RAW RECORDS:
************
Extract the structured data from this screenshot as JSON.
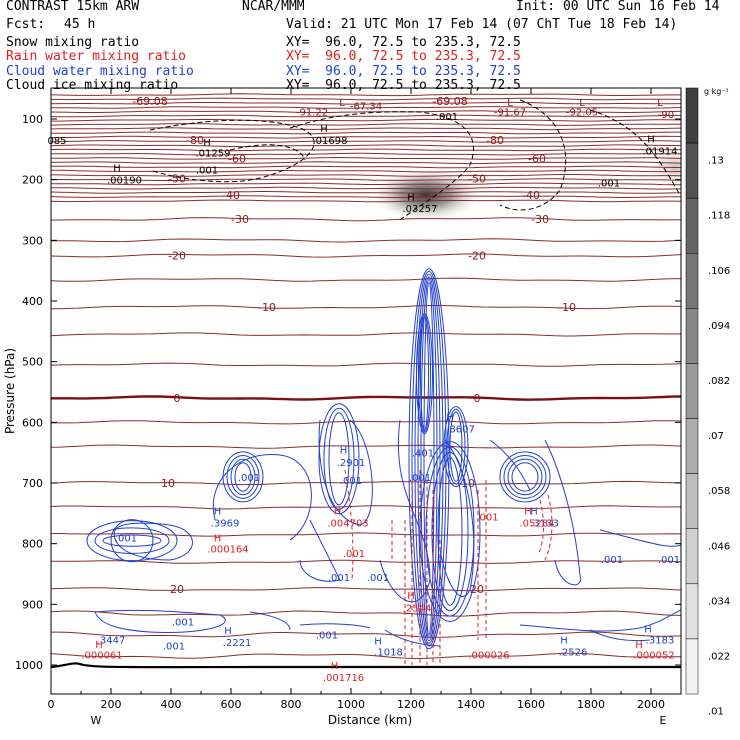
{
  "header": {
    "model": "CONTRAST 15km ARW",
    "center": "NCAR/MMM",
    "init": "Init: 00 UTC Sun 16 Feb 14",
    "fcst_label": "Fcst:",
    "fcst_value": "45 h",
    "valid": "Valid: 21 UTC Mon 17 Feb 14 (07 ChT Tue 18 Feb 14)"
  },
  "fields": [
    {
      "name": "Snow mixing ratio",
      "color": "#000000",
      "xy": "XY=  96.0, 72.5 to 235.3, 72.5"
    },
    {
      "name": "Rain water mixing ratio",
      "color": "#e02020",
      "xy": "XY=  96.0, 72.5 to 235.3, 72.5"
    },
    {
      "name": "Cloud water mixing ratio",
      "color": "#2040d0",
      "xy": "XY=  96.0, 72.5 to 235.3, 72.5"
    },
    {
      "name": "Cloud ice mixing ratio",
      "color": "#000000",
      "xy": "XY=  96.0, 72.5 to 235.3, 72.5"
    }
  ],
  "chart_data": {
    "type": "contour",
    "xlabel": "Distance (km)",
    "ylabel": "Pressure (hPa)",
    "xlim": [
      0,
      2100
    ],
    "ylim": [
      1050,
      50
    ],
    "x_ticks": [
      "0",
      "200",
      "400",
      "600",
      "800",
      "1000",
      "1200",
      "1400",
      "1600",
      "1800",
      "2000"
    ],
    "y_ticks": [
      "100",
      "200",
      "300",
      "400",
      "500",
      "600",
      "700",
      "800",
      "900",
      "1000"
    ],
    "x_end_labels": {
      "left": "W",
      "right": "E"
    },
    "colorbar": {
      "unit": "g kg⁻¹",
      "ticks": [
        ".13",
        ".118",
        ".106",
        ".094",
        ".082",
        ".07",
        ".058",
        ".046",
        ".034",
        ".022",
        ".01"
      ],
      "colors": [
        "#404040",
        "#525252",
        "#646464",
        "#767676",
        "#888888",
        "#9a9a9a",
        "#acacac",
        "#bebebe",
        "#d0d0d0",
        "#e2e2e2",
        "#f2f2f2"
      ]
    },
    "temperature_contours": [
      {
        "p": 70,
        "label": "-69.08",
        "label_x": 330
      },
      {
        "p": 135,
        "label": "-80",
        "label_x": 480
      },
      {
        "p": 165,
        "label": "-60",
        "label_x": 620
      },
      {
        "p": 198,
        "label": "-50",
        "label_x": 420
      },
      {
        "p": 225,
        "label": "-40",
        "label_x": 600
      },
      {
        "p": 265,
        "label": "-30",
        "label_x": 630
      },
      {
        "p": 325,
        "label": "-20",
        "label_x": 420
      },
      {
        "p": 410,
        "label": "-10",
        "label_x": 720
      },
      {
        "p": 560,
        "label": "0",
        "label_x": 420
      },
      {
        "p": 700,
        "label": "10",
        "label_x": 390
      },
      {
        "p": 875,
        "label": "20",
        "label_x": 420
      }
    ],
    "annotations": [
      {
        "text": "L",
        "x": 970,
        "p": 72,
        "color": "#8b1a1a"
      },
      {
        "text": "-67.34",
        "x": 1050,
        "p": 78,
        "color": "#8b1a1a"
      },
      {
        "text": "-91.22",
        "x": 870,
        "p": 88,
        "color": "#8b1a1a"
      },
      {
        "text": "L",
        "x": 1530,
        "p": 72,
        "color": "#8b1a1a"
      },
      {
        "text": "-91.67",
        "x": 1530,
        "p": 88,
        "color": "#8b1a1a"
      },
      {
        "text": "L",
        "x": 1770,
        "p": 72,
        "color": "#8b1a1a"
      },
      {
        "text": "-92.05",
        "x": 1770,
        "p": 88,
        "color": "#8b1a1a"
      },
      {
        "text": "L",
        "x": 2030,
        "p": 72,
        "color": "#8b1a1a"
      },
      {
        "text": "-90",
        "x": 2050,
        "p": 92,
        "color": "#8b1a1a"
      },
      {
        "text": ".001",
        "x": 1320,
        "p": 95,
        "color": "#000000"
      },
      {
        "text": "H",
        "x": 910,
        "p": 115,
        "color": "#000000"
      },
      {
        "text": ".01698",
        "x": 930,
        "p": 135,
        "color": "#000000"
      },
      {
        "text": "H",
        "x": 520,
        "p": 138,
        "color": "#000000"
      },
      {
        "text": ".01259",
        "x": 540,
        "p": 155,
        "color": "#000000"
      },
      {
        "text": "H",
        "x": 2000,
        "p": 132,
        "color": "#000000"
      },
      {
        "text": ".01914",
        "x": 2030,
        "p": 152,
        "color": "#000000"
      },
      {
        "text": "085",
        "x": 20,
        "p": 135,
        "color": "#000000"
      },
      {
        "text": "H",
        "x": 220,
        "p": 180,
        "color": "#000000"
      },
      {
        "text": ".00190",
        "x": 245,
        "p": 200,
        "color": "#000000"
      },
      {
        "text": ".001",
        "x": 520,
        "p": 183,
        "color": "#000000"
      },
      {
        "text": ".001",
        "x": 1860,
        "p": 205,
        "color": "#000000"
      },
      {
        "text": "H",
        "x": 1200,
        "p": 228,
        "color": "#000000"
      },
      {
        "text": ".03257",
        "x": 1230,
        "p": 247,
        "color": "#000000"
      },
      {
        "text": "H",
        "x": 1330,
        "p": 590,
        "color": "#2040d0"
      },
      {
        "text": ".8607",
        "x": 1365,
        "p": 610,
        "color": "#2040d0"
      },
      {
        "text": ".401",
        "x": 1240,
        "p": 650,
        "color": "#2040d0"
      },
      {
        "text": "H",
        "x": 975,
        "p": 645,
        "color": "#2040d0"
      },
      {
        "text": ".2901",
        "x": 1000,
        "p": 665,
        "color": "#2040d0"
      },
      {
        "text": ".001",
        "x": 660,
        "p": 690,
        "color": "#2040d0"
      },
      {
        "text": ".001",
        "x": 1000,
        "p": 695,
        "color": "#2040d0"
      },
      {
        "text": ".001",
        "x": 1230,
        "p": 690,
        "color": "#2040d0"
      },
      {
        "text": "H",
        "x": 555,
        "p": 745,
        "color": "#2040d0"
      },
      {
        "text": ".3969",
        "x": 580,
        "p": 765,
        "color": "#2040d0"
      },
      {
        "text": ".001",
        "x": 250,
        "p": 790,
        "color": "#2040d0"
      },
      {
        "text": "H",
        "x": 1610,
        "p": 745,
        "color": "#2040d0"
      },
      {
        "text": ".3133",
        "x": 1645,
        "p": 765,
        "color": "#2040d0"
      },
      {
        "text": ".001",
        "x": 1870,
        "p": 825,
        "color": "#2040d0"
      },
      {
        "text": ".001",
        "x": 2060,
        "p": 825,
        "color": "#2040d0"
      },
      {
        "text": ".001",
        "x": 960,
        "p": 855,
        "color": "#2040d0"
      },
      {
        "text": ".001",
        "x": 1090,
        "p": 855,
        "color": "#2040d0"
      },
      {
        "text": ".001",
        "x": 440,
        "p": 928,
        "color": "#2040d0"
      },
      {
        "text": "H",
        "x": 590,
        "p": 942,
        "color": "#2040d0"
      },
      {
        "text": ".2221",
        "x": 620,
        "p": 962,
        "color": "#2040d0"
      },
      {
        "text": ".001",
        "x": 410,
        "p": 968,
        "color": "#2040d0"
      },
      {
        "text": ".001",
        "x": 920,
        "p": 950,
        "color": "#2040d0"
      },
      {
        "text": "H",
        "x": 1090,
        "p": 960,
        "color": "#2040d0"
      },
      {
        "text": ".1018",
        "x": 1125,
        "p": 978,
        "color": "#2040d0"
      },
      {
        "text": "H",
        "x": 1710,
        "p": 958,
        "color": "#2040d0"
      },
      {
        "text": ".2526",
        "x": 1740,
        "p": 978,
        "color": "#2040d0"
      },
      {
        "text": ".3447",
        "x": 200,
        "p": 958,
        "color": "#2040d0"
      },
      {
        "text": "H",
        "x": 1990,
        "p": 940,
        "color": "#2040d0"
      },
      {
        "text": ".3183",
        "x": 2030,
        "p": 958,
        "color": "#2040d0"
      },
      {
        "text": "H",
        "x": 955,
        "p": 745,
        "color": "#e02020"
      },
      {
        "text": ".004703",
        "x": 990,
        "p": 765,
        "color": "#e02020"
      },
      {
        "text": "H",
        "x": 555,
        "p": 790,
        "color": "#e02020"
      },
      {
        "text": ".000164",
        "x": 590,
        "p": 808,
        "color": "#e02020"
      },
      {
        "text": ".001",
        "x": 1010,
        "p": 815,
        "color": "#e02020"
      },
      {
        "text": ".001",
        "x": 1455,
        "p": 755,
        "color": "#e02020"
      },
      {
        "text": "H",
        "x": 1590,
        "p": 745,
        "color": "#e02020"
      },
      {
        "text": ".05284",
        "x": 1620,
        "p": 765,
        "color": "#e02020"
      },
      {
        "text": "H",
        "x": 1200,
        "p": 885,
        "color": "#e02020"
      },
      {
        "text": ".2544",
        "x": 1220,
        "p": 905,
        "color": "#e02020"
      },
      {
        "text": "H",
        "x": 160,
        "p": 965,
        "color": "#e02020"
      },
      {
        "text": ".000061",
        "x": 170,
        "p": 983,
        "color": "#e02020"
      },
      {
        "text": ".000026",
        "x": 1460,
        "p": 983,
        "color": "#e02020"
      },
      {
        "text": "H",
        "x": 1960,
        "p": 965,
        "color": "#e02020"
      },
      {
        "text": ".000052",
        "x": 2010,
        "p": 983,
        "color": "#e02020"
      },
      {
        "text": "H",
        "x": 945,
        "p": 1000,
        "color": "#e02020"
      },
      {
        "text": ".001716",
        "x": 975,
        "p": 1020,
        "color": "#e02020"
      }
    ]
  }
}
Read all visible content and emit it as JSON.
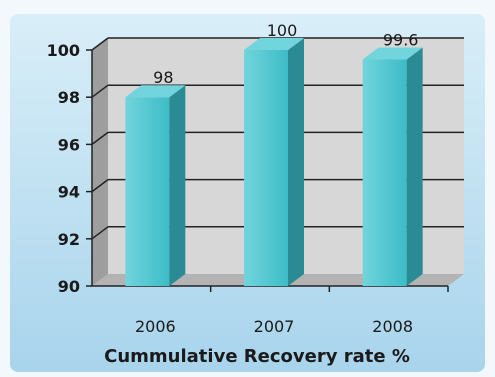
{
  "chart_data": {
    "type": "bar",
    "categories": [
      "2006",
      "2007",
      "2008"
    ],
    "values": [
      98,
      100,
      99.6
    ],
    "data_labels": [
      "98",
      "100",
      "99.6"
    ],
    "title": "",
    "xlabel": "Cummulative Recovery rate %",
    "ylabel": "",
    "ylim": [
      90,
      100
    ],
    "yticks": [
      90,
      92,
      94,
      96,
      98,
      100
    ],
    "grid": true,
    "legend": "none",
    "style": "3d-column",
    "colors": {
      "panel_top": "#d9eef8",
      "panel_bottom": "#a8d4ec",
      "bar_front": "#3cbcc6",
      "bar_side": "#2a8b94",
      "bar_top": "#72d4dc",
      "plot_back": "#d7d7d7",
      "floor": "#b3b3b3"
    }
  }
}
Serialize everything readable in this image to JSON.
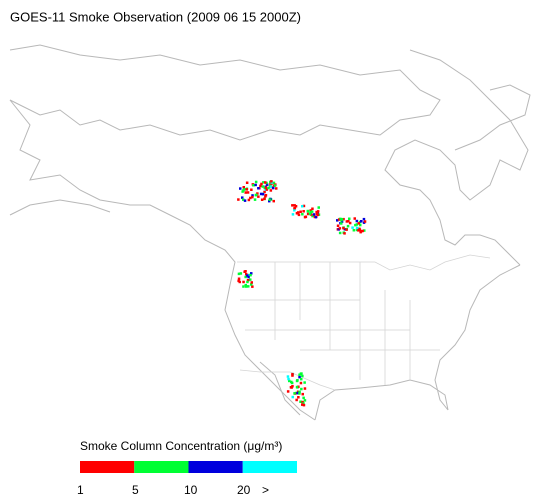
{
  "title": "GOES-11 Smoke Observation (2009 06 15  2000Z)",
  "legend": {
    "label": "Smoke Column Concentration (μg/m³)",
    "bins": [
      {
        "color": "#ff0000"
      },
      {
        "color": "#00ff33"
      },
      {
        "color": "#0000dd"
      },
      {
        "color": "#00ffff"
      }
    ],
    "ticks": [
      "1",
      "5",
      "10",
      "20",
      ">"
    ]
  }
}
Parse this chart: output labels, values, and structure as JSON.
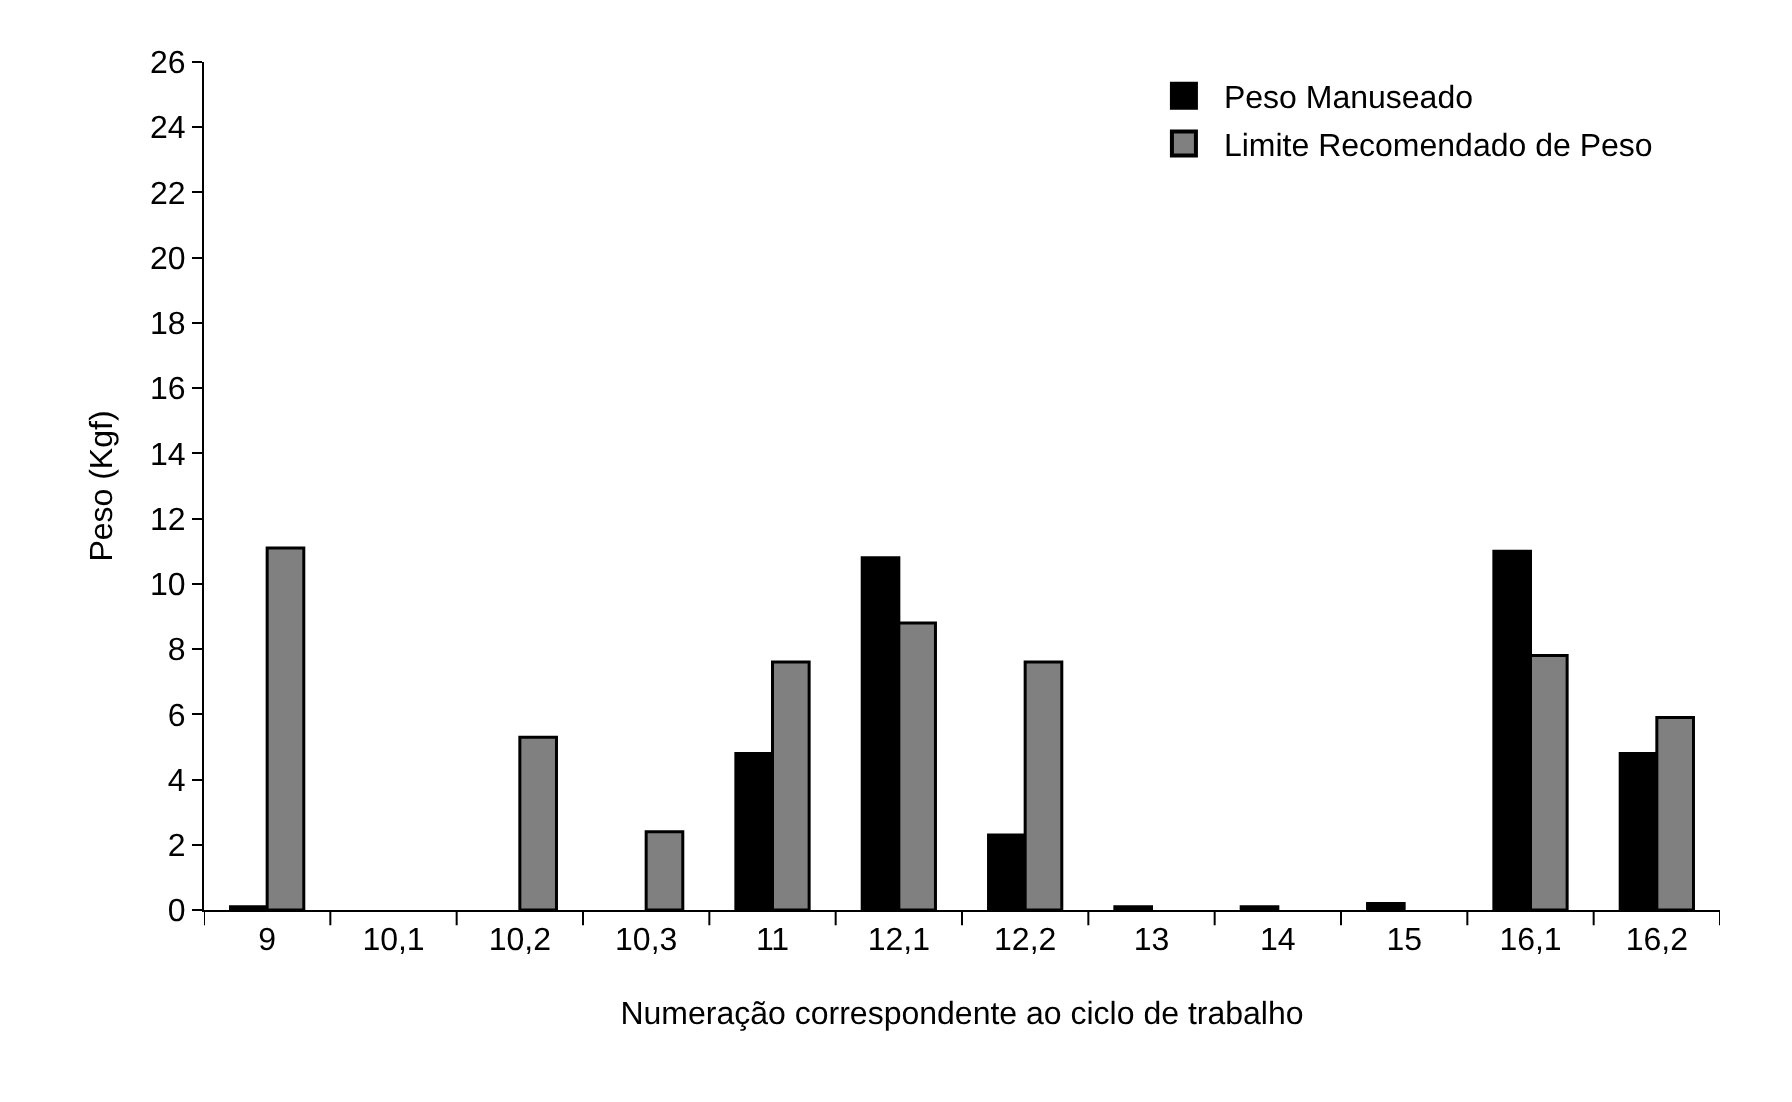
{
  "chart_data": {
    "type": "bar",
    "xlabel": "Numeração correspondente ao ciclo de trabalho",
    "ylabel": "Peso (Kgf)",
    "categories": [
      "9",
      "10,1",
      "10,2",
      "10,3",
      "11",
      "12,1",
      "12,2",
      "13",
      "14",
      "15",
      "16,1",
      "16,2"
    ],
    "series": [
      {
        "name": "Peso Manuseado",
        "color": "#000000",
        "values": [
          0.1,
          null,
          null,
          null,
          4.8,
          10.8,
          2.3,
          0.1,
          0.1,
          0.2,
          11.0,
          4.8
        ]
      },
      {
        "name": "Limite Recomendado de Peso",
        "color": "#808080",
        "values": [
          11.1,
          null,
          5.3,
          2.4,
          7.6,
          8.8,
          7.6,
          null,
          null,
          null,
          7.8,
          5.9
        ]
      }
    ],
    "ylim": [
      0,
      26
    ],
    "yticks": [
      0,
      2,
      4,
      6,
      8,
      10,
      12,
      14,
      16,
      18,
      20,
      22,
      24,
      26
    ],
    "grid": false,
    "legend": "top right"
  }
}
************
REQUIREMENTS:
Extract each line holding the word "water" from the records.

REPLY:
      "name": "Rain water mixing ratio",
      "name": "Cloud water mixing ratio",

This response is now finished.